_Supplied records_
================================
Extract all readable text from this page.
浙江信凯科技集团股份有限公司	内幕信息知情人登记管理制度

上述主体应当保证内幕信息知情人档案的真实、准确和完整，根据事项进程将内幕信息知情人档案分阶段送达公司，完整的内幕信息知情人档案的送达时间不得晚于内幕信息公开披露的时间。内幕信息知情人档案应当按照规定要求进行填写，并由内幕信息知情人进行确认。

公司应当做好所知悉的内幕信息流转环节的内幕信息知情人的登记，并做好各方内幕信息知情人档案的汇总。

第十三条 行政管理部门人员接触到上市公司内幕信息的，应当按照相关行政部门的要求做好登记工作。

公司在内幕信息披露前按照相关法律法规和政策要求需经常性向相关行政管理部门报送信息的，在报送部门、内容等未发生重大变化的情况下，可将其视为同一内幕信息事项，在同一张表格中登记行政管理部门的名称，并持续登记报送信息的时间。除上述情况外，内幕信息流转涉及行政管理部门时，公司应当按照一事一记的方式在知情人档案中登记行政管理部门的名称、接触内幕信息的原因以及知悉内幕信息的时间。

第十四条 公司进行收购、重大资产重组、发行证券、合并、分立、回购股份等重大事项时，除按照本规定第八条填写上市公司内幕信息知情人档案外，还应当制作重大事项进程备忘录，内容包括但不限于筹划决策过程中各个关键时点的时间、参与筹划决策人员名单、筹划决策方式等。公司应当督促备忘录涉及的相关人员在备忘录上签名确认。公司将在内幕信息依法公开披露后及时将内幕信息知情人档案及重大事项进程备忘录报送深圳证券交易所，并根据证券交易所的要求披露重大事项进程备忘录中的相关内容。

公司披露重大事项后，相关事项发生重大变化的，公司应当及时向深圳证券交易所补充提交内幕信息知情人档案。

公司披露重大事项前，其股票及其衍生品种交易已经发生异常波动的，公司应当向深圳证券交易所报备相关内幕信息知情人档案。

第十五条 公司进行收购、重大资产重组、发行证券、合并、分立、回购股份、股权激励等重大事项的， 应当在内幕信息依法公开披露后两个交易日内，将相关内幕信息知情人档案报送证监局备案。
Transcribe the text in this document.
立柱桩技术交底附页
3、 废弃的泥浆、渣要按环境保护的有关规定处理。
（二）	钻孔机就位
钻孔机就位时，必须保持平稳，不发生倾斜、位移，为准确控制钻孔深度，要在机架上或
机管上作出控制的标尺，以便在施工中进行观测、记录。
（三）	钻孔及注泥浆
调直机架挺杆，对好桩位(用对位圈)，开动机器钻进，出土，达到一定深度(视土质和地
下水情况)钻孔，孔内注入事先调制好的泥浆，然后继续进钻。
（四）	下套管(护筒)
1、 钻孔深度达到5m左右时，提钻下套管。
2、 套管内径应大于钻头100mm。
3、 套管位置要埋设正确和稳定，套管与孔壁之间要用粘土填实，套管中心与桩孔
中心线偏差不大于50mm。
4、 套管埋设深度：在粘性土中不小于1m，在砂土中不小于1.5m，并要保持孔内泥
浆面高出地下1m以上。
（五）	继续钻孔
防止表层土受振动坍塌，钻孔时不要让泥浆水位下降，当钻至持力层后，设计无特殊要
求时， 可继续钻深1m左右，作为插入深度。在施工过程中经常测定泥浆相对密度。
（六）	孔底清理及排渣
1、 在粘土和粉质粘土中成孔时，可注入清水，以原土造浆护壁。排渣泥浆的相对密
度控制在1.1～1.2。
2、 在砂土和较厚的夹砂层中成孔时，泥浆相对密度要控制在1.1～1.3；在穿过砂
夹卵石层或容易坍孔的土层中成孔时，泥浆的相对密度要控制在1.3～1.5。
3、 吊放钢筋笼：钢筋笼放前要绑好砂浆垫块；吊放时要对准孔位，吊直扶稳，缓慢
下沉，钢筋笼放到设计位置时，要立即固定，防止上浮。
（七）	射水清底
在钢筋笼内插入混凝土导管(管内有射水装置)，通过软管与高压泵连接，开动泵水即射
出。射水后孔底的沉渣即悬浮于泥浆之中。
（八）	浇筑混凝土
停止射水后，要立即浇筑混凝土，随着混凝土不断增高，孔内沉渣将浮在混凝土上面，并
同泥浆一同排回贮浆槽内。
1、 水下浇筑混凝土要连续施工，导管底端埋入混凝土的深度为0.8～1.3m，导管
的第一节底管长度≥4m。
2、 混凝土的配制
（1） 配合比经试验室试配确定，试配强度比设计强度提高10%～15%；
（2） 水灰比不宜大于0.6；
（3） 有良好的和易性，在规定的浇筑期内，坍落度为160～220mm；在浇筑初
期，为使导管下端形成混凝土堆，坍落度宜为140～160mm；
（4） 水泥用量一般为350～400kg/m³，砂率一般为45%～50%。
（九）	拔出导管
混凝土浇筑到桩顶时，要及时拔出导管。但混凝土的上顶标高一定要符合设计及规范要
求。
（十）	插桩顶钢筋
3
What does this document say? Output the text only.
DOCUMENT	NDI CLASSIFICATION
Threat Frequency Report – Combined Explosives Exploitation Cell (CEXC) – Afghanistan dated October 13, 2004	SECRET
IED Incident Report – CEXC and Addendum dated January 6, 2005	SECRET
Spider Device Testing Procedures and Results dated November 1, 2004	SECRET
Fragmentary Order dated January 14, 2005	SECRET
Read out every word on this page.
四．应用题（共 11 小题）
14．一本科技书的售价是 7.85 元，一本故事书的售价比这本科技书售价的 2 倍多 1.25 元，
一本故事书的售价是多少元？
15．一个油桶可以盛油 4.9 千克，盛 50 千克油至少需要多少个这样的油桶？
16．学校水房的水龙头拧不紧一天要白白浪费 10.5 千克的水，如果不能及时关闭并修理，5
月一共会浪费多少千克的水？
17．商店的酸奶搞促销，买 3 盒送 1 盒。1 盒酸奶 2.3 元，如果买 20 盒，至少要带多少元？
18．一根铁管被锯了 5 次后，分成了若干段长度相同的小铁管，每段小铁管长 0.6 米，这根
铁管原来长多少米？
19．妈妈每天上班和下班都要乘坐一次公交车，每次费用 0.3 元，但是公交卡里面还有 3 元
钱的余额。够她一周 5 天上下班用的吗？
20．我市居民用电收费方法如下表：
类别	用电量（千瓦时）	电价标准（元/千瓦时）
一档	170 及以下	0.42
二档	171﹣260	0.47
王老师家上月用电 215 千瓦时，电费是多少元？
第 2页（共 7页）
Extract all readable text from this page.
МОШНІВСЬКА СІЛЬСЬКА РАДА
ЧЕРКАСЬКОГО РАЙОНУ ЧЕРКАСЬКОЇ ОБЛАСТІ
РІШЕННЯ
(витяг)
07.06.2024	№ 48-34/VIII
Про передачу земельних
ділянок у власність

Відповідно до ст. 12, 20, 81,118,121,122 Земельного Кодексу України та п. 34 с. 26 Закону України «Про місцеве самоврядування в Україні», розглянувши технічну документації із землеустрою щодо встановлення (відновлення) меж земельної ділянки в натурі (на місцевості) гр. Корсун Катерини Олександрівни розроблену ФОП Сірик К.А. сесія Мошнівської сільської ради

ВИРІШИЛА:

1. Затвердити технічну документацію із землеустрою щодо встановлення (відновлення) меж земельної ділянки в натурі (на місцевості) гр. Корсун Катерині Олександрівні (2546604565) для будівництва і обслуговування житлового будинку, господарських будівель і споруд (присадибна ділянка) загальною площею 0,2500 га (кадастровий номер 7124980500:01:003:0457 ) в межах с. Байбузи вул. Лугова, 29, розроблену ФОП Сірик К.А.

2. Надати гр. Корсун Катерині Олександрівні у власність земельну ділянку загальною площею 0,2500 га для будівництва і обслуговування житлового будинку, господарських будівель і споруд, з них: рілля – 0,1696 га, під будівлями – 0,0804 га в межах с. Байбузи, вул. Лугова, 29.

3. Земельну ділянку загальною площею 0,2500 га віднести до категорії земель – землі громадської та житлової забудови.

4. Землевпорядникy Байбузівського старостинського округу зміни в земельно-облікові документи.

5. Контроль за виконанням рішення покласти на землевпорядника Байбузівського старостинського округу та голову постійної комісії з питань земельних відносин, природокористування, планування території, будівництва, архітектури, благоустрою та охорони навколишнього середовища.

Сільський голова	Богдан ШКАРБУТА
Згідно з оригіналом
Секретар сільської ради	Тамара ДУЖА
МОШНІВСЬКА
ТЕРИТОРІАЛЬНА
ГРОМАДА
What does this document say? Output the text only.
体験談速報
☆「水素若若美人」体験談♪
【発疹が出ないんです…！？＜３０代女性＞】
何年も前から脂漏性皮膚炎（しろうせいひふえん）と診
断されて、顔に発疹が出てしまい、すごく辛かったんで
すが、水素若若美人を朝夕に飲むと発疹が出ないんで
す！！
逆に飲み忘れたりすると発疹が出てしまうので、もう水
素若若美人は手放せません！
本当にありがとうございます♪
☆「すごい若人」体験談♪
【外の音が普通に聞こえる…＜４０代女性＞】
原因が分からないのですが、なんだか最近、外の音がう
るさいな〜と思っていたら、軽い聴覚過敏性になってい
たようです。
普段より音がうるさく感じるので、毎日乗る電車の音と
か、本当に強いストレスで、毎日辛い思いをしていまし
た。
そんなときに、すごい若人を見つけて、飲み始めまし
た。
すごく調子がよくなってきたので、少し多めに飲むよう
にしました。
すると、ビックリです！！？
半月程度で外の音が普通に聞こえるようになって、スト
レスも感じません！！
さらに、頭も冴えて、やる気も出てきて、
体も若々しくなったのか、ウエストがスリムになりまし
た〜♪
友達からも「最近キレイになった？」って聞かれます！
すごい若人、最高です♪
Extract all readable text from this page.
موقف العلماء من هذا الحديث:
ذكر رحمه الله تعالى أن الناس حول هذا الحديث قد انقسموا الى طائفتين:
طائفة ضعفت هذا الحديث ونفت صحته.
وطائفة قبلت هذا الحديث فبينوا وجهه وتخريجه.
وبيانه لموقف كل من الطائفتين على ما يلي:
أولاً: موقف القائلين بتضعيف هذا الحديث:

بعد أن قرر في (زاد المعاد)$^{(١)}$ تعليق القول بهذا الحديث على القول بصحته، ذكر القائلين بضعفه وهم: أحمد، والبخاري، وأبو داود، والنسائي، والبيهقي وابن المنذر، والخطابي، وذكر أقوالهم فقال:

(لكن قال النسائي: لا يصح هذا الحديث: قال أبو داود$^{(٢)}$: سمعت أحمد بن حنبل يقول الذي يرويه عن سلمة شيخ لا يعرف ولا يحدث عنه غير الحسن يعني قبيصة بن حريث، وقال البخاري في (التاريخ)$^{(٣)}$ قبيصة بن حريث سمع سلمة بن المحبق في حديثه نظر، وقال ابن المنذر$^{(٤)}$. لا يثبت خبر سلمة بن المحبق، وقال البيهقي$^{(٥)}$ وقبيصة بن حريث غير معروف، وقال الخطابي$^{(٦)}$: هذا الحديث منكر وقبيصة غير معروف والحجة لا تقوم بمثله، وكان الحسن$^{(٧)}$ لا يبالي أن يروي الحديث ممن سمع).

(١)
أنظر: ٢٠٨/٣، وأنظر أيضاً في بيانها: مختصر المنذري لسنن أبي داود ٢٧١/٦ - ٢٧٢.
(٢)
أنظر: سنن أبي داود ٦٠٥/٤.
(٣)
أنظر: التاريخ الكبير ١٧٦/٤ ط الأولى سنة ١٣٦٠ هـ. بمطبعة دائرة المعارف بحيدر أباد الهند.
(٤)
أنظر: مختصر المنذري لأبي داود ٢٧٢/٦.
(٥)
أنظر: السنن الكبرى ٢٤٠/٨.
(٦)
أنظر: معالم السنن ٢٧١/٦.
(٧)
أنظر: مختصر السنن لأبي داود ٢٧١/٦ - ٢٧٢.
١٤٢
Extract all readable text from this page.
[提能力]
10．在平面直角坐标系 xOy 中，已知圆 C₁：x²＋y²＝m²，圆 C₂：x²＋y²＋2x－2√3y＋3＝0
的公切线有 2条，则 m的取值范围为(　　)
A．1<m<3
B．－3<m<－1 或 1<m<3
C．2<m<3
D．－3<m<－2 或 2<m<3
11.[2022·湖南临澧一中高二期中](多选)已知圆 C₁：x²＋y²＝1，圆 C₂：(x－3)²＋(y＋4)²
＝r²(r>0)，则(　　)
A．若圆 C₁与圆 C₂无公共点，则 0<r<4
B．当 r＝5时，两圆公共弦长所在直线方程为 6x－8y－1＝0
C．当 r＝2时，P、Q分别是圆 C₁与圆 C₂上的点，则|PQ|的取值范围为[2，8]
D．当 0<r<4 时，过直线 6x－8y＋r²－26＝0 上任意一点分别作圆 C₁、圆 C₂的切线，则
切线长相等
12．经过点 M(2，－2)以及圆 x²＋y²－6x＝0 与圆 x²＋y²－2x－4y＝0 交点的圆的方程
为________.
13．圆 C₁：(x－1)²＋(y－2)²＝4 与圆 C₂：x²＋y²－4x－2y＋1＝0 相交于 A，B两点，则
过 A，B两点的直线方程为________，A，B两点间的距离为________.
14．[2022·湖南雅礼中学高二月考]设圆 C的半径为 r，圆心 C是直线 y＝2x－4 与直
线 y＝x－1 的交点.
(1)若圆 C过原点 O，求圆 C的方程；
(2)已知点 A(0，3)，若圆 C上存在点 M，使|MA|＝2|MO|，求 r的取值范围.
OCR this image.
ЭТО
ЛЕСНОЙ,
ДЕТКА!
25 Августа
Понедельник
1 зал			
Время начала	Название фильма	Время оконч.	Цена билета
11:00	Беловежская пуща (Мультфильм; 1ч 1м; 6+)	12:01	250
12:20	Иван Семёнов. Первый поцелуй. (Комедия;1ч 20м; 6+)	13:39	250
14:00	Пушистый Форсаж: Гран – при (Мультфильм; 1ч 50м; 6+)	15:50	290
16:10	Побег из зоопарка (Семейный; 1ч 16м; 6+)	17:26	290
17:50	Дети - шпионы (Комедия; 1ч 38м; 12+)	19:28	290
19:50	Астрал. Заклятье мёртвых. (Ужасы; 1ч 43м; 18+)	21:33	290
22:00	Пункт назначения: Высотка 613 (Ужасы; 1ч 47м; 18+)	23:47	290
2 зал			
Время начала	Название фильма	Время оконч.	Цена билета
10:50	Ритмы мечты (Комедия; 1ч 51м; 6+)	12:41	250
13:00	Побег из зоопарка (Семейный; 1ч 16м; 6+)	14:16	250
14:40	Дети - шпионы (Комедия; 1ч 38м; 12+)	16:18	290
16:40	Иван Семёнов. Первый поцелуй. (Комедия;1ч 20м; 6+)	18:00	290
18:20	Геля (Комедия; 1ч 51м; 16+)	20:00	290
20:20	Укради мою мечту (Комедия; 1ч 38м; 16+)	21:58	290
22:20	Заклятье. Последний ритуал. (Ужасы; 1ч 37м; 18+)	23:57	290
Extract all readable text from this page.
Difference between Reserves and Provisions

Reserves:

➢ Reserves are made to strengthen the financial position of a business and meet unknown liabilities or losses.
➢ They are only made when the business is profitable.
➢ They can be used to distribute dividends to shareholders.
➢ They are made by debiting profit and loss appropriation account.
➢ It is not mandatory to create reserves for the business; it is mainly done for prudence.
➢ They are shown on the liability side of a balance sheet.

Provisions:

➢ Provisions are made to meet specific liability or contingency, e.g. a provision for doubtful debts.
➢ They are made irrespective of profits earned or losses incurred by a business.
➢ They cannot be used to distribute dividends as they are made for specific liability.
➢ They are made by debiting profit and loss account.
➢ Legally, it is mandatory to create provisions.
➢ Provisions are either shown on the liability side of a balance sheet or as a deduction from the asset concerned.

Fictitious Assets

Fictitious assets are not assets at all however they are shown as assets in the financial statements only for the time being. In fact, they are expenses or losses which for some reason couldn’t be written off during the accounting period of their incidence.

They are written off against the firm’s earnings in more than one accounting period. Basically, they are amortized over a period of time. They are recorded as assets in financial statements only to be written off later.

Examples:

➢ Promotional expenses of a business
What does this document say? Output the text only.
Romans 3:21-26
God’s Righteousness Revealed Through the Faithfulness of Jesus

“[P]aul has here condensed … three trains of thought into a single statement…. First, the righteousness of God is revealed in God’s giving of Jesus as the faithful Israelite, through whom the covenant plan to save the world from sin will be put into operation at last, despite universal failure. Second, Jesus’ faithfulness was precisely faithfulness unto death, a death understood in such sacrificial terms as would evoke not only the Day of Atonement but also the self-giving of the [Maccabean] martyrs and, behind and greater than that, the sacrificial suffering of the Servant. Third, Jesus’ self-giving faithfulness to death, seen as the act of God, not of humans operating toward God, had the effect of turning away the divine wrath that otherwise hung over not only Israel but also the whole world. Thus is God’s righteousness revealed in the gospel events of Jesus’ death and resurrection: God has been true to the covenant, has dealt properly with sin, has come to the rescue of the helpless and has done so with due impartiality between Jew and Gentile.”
================================
Count the lines in which the string "specific" appears, then report only that figure.

2